- **Do this**
From the listing below, extract each line containing the string "screenshot".

[Data records]
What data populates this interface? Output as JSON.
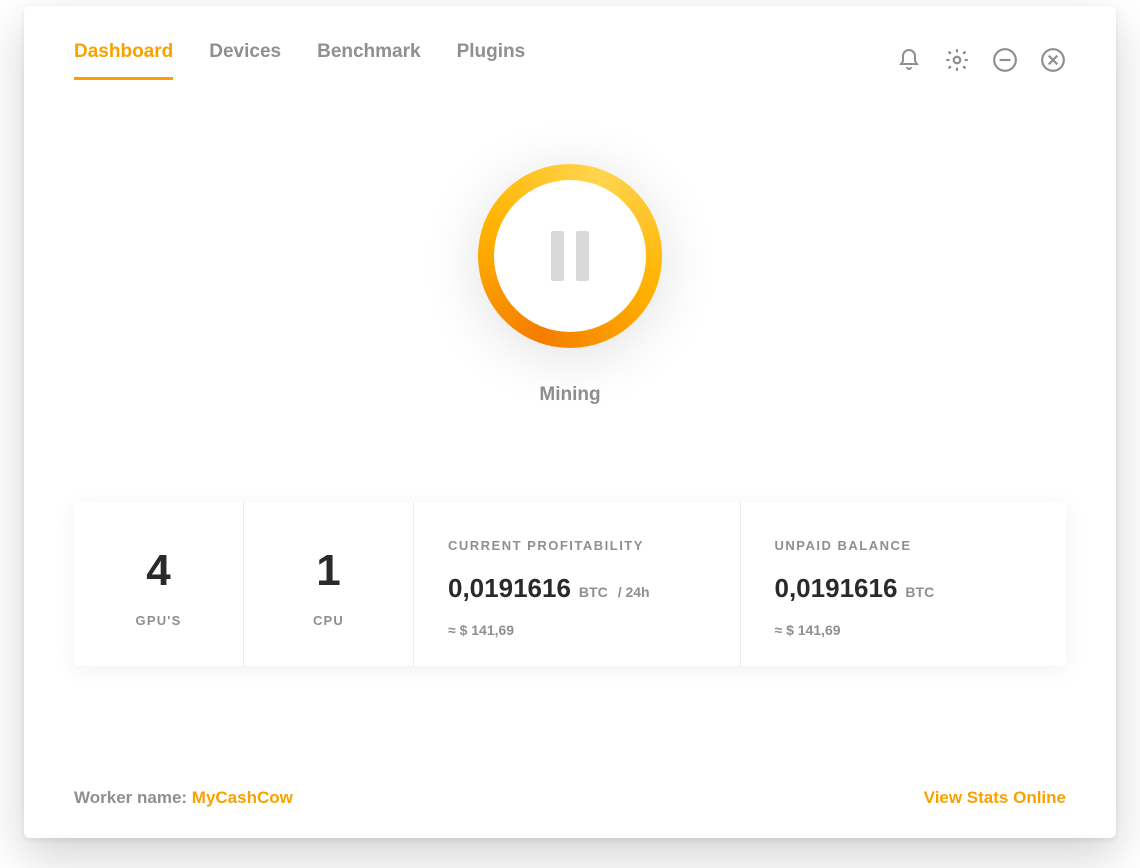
{
  "tabs": [
    {
      "label": "Dashboard",
      "active": true
    },
    {
      "label": "Devices",
      "active": false
    },
    {
      "label": "Benchmark",
      "active": false
    },
    {
      "label": "Plugins",
      "active": false
    }
  ],
  "mining": {
    "status_label": "Mining"
  },
  "stats": {
    "gpu": {
      "count": "4",
      "label": "GPU'S"
    },
    "cpu": {
      "count": "1",
      "label": "CPU"
    },
    "profitability": {
      "title": "CURRENT PROFITABILITY",
      "amount": "0,0191616",
      "unit": "BTC",
      "suffix": "/ 24h",
      "usd": "≈ $ 141,69"
    },
    "balance": {
      "title": "UNPAID BALANCE",
      "amount": "0,0191616",
      "unit": "BTC",
      "usd": "≈ $ 141,69"
    }
  },
  "footer": {
    "worker_label": "Worker name: ",
    "worker_name": "MyCashCow",
    "view_stats": "View Stats Online"
  }
}
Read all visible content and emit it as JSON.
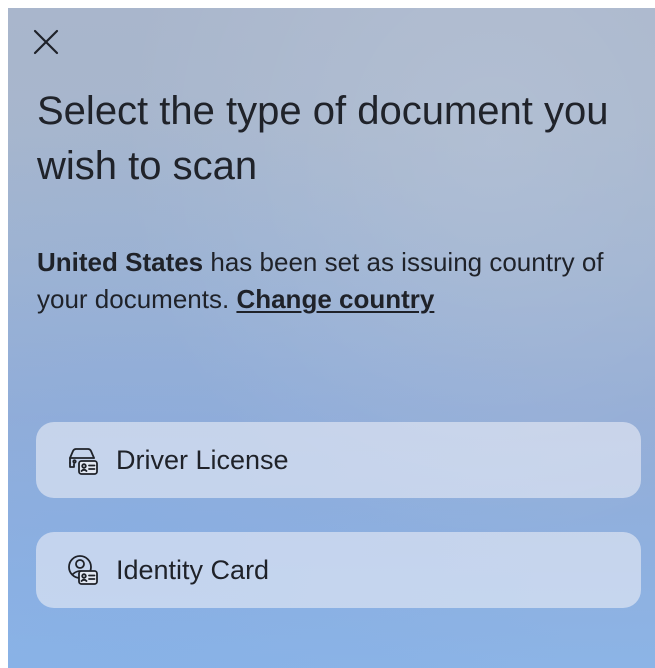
{
  "close": {
    "icon": "close-icon"
  },
  "title": "Select the type of document you wish to scan",
  "notice": {
    "country": "United States",
    "text": " has been set as issuing country of your documents. ",
    "link": "Change country"
  },
  "options": [
    {
      "label": "Driver License",
      "icon": "car-id-card-icon"
    },
    {
      "label": "Identity Card",
      "icon": "person-id-card-icon"
    }
  ],
  "colors": {
    "background_top": "#a9b6cc",
    "background_bottom": "#8cb4e6",
    "text": "#1f2229",
    "button_fill": "#e8ecf5"
  }
}
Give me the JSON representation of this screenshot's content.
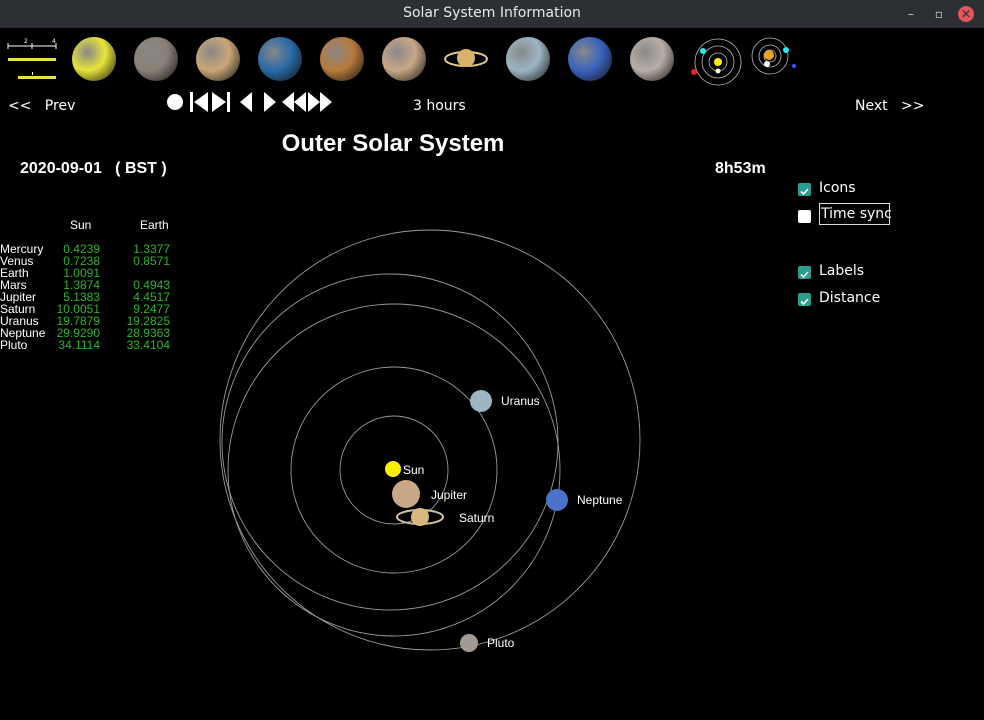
{
  "window": {
    "title": "Solar System Information",
    "minimize": "–",
    "restore": "▫",
    "close": "✕"
  },
  "toolbar": {
    "scale_ticks": [
      "2",
      "4"
    ],
    "planets": [
      {
        "name": "sun-icon",
        "color": "#e8e43a"
      },
      {
        "name": "mercury-icon",
        "color": "#8a8176"
      },
      {
        "name": "venus-icon",
        "color": "#c9a777"
      },
      {
        "name": "earth-icon",
        "color": "#2a6aa8"
      },
      {
        "name": "mars-icon",
        "color": "#b77a3a"
      },
      {
        "name": "jupiter-icon",
        "color": "#c8a886"
      },
      {
        "name": "saturn-icon",
        "color": "#d9b36a"
      },
      {
        "name": "uranus-icon",
        "color": "#9db6c4"
      },
      {
        "name": "neptune-icon",
        "color": "#3a64c0"
      },
      {
        "name": "pluto-icon",
        "color": "#b9aea6"
      }
    ],
    "inner_system_view": "inner-system-icon",
    "outer_system_view": "outer-system-icon"
  },
  "nav": {
    "prev": "<<   Prev",
    "next": "Next   >>",
    "step": "3 hours"
  },
  "view": {
    "title": "Outer Solar System",
    "date": "2020-09-01   ( BST )",
    "time": "8h53m"
  },
  "distance_table": {
    "headers": [
      "Sun",
      "Earth"
    ],
    "rows": [
      {
        "planet": "Mercury",
        "sun": "0.4239",
        "earth": "1.3377"
      },
      {
        "planet": "Venus",
        "sun": "0.7238",
        "earth": "0.8571"
      },
      {
        "planet": "Earth",
        "sun": "1.0091",
        "earth": ""
      },
      {
        "planet": "Mars",
        "sun": "1.3874",
        "earth": "0.4943"
      },
      {
        "planet": "Jupiter",
        "sun": "5.1383",
        "earth": "4.4517"
      },
      {
        "planet": "Saturn",
        "sun": "10.0051",
        "earth": "9.2477"
      },
      {
        "planet": "Uranus",
        "sun": "19.7879",
        "earth": "19.2825"
      },
      {
        "planet": "Neptune",
        "sun": "29.9290",
        "earth": "28.9363"
      },
      {
        "planet": "Pluto",
        "sun": "34.1114",
        "earth": "33.4104"
      }
    ]
  },
  "options": [
    {
      "key": "icons",
      "label": "Icons",
      "checked": true
    },
    {
      "key": "timesync",
      "label": "Time sync",
      "checked": false
    },
    {
      "key": "labels",
      "label": "Labels",
      "checked": true
    },
    {
      "key": "distance",
      "label": "Distance",
      "checked": true
    }
  ],
  "orbit_bodies": [
    {
      "name": "Sun",
      "color": "#ffee00"
    },
    {
      "name": "Jupiter",
      "color": "#c8a886"
    },
    {
      "name": "Saturn",
      "color": "#d9b880"
    },
    {
      "name": "Uranus",
      "color": "#9db6c4"
    },
    {
      "name": "Neptune",
      "color": "#4a72c8"
    },
    {
      "name": "Pluto",
      "color": "#a39a92"
    }
  ]
}
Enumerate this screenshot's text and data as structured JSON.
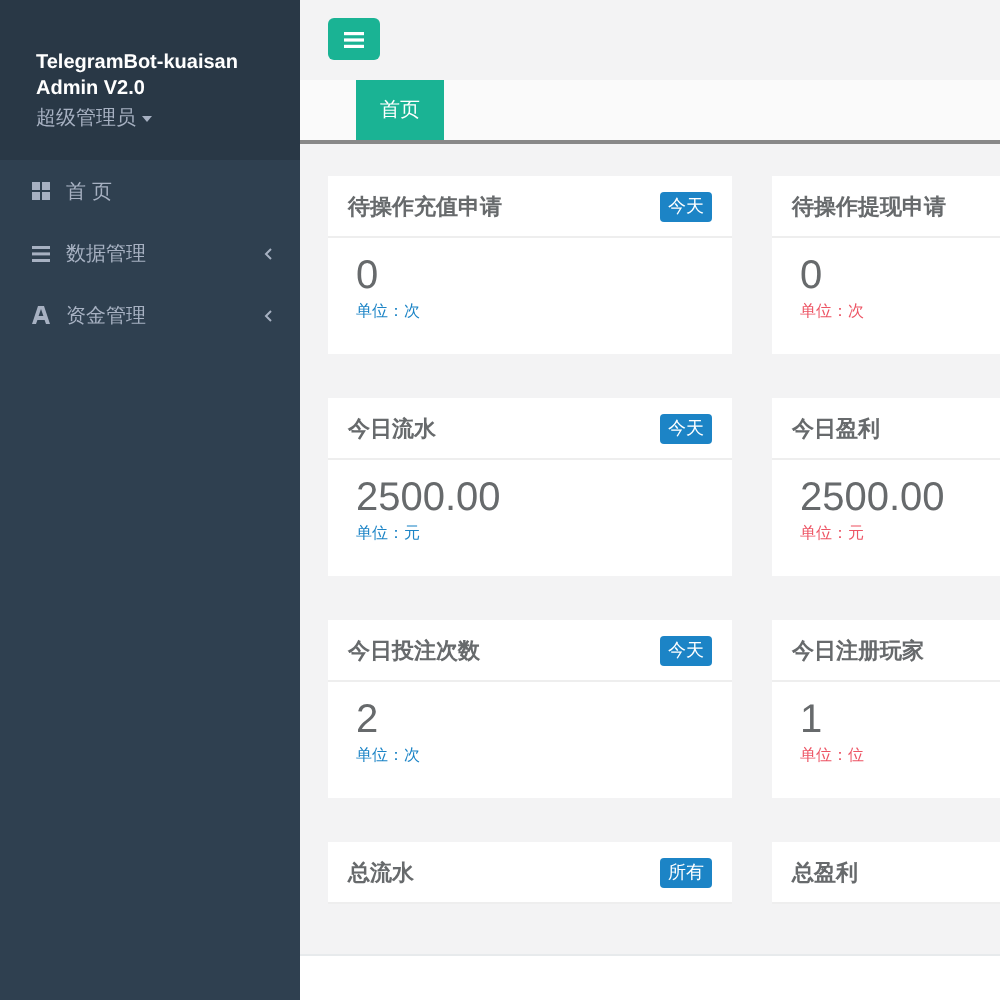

- **Written response**
Give me the JSON representation of this screenshot's content.
Enumerate this screenshot's text and data as structured JSON.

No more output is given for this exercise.